**WORK REQUIRED:**
Rewrite these lines with every "legend-label" changed to "key-label", leaving everything else the same.

(Lists of boxed layout items)
--

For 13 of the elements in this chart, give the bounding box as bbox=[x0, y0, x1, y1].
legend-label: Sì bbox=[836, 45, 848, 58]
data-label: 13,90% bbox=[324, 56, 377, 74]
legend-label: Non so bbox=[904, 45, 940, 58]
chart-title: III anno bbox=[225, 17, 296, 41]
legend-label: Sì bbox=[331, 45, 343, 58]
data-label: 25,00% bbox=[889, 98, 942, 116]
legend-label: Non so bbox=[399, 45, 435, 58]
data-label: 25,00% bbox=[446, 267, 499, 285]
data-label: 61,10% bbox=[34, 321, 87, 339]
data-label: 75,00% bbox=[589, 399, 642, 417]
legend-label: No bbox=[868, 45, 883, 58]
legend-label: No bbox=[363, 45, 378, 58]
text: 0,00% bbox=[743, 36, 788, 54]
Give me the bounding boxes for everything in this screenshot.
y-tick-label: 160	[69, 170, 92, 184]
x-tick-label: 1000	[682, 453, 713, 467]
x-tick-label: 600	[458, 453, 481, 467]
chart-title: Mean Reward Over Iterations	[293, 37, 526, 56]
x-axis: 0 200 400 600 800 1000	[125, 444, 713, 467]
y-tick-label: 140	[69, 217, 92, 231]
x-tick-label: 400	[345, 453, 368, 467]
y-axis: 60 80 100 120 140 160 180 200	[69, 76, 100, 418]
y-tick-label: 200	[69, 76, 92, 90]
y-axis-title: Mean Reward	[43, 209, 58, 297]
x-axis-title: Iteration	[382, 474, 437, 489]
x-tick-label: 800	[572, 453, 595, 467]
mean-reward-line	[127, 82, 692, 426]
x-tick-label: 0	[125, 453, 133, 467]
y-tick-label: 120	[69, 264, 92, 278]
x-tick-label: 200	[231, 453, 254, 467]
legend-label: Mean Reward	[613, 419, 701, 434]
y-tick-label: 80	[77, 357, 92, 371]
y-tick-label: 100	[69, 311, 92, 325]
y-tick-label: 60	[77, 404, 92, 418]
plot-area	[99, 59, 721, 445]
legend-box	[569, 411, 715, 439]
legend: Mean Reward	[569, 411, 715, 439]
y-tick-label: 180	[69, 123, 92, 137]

--

**EXERCISE RESULT:**
For 13 of the elements in this chart, give the bounding box as bbox=[x0, y0, x1, y1].
key-label: Sì bbox=[836, 45, 848, 58]
data-label: 13,90% bbox=[324, 56, 377, 74]
key-label: Non so bbox=[904, 45, 940, 58]
chart-title: III anno bbox=[225, 17, 296, 41]
key-label: Sì bbox=[331, 45, 343, 58]
data-label: 25,00% bbox=[889, 98, 942, 116]
key-label: Non so bbox=[399, 45, 435, 58]
data-label: 25,00% bbox=[446, 267, 499, 285]
data-label: 61,10% bbox=[34, 321, 87, 339]
data-label: 75,00% bbox=[589, 399, 642, 417]
key-label: No bbox=[868, 45, 883, 58]
key-label: No bbox=[363, 45, 378, 58]
text: 0,00% bbox=[743, 36, 788, 54]
Give me the bounding boxes for everything in this screenshot.
y-tick-label: 160	[69, 170, 92, 184]
x-tick-label: 1000	[682, 453, 713, 467]
x-tick-label: 600	[458, 453, 481, 467]
chart-title: Mean Reward Over Iterations	[293, 37, 526, 56]
x-axis: 0 200 400 600 800 1000	[125, 444, 713, 467]
y-tick-label: 140	[69, 217, 92, 231]
x-tick-label: 400	[345, 453, 368, 467]
y-axis: 60 80 100 120 140 160 180 200	[69, 76, 100, 418]
y-tick-label: 200	[69, 76, 92, 90]
y-axis-title: Mean Reward	[43, 209, 58, 297]
x-axis-title: Iteration	[382, 474, 437, 489]
x-tick-label: 800	[572, 453, 595, 467]
mean-reward-line	[127, 82, 692, 426]
x-tick-label: 0	[125, 453, 133, 467]
y-tick-label: 120	[69, 264, 92, 278]
x-tick-label: 200	[231, 453, 254, 467]
key-label: Mean Reward	[613, 419, 701, 434]
y-tick-label: 80	[77, 357, 92, 371]
y-tick-label: 100	[69, 311, 92, 325]
y-tick-label: 60	[77, 404, 92, 418]
plot-area	[99, 59, 721, 445]
legend-box	[569, 411, 715, 439]
legend: Mean Reward	[569, 411, 715, 439]
y-tick-label: 180	[69, 123, 92, 137]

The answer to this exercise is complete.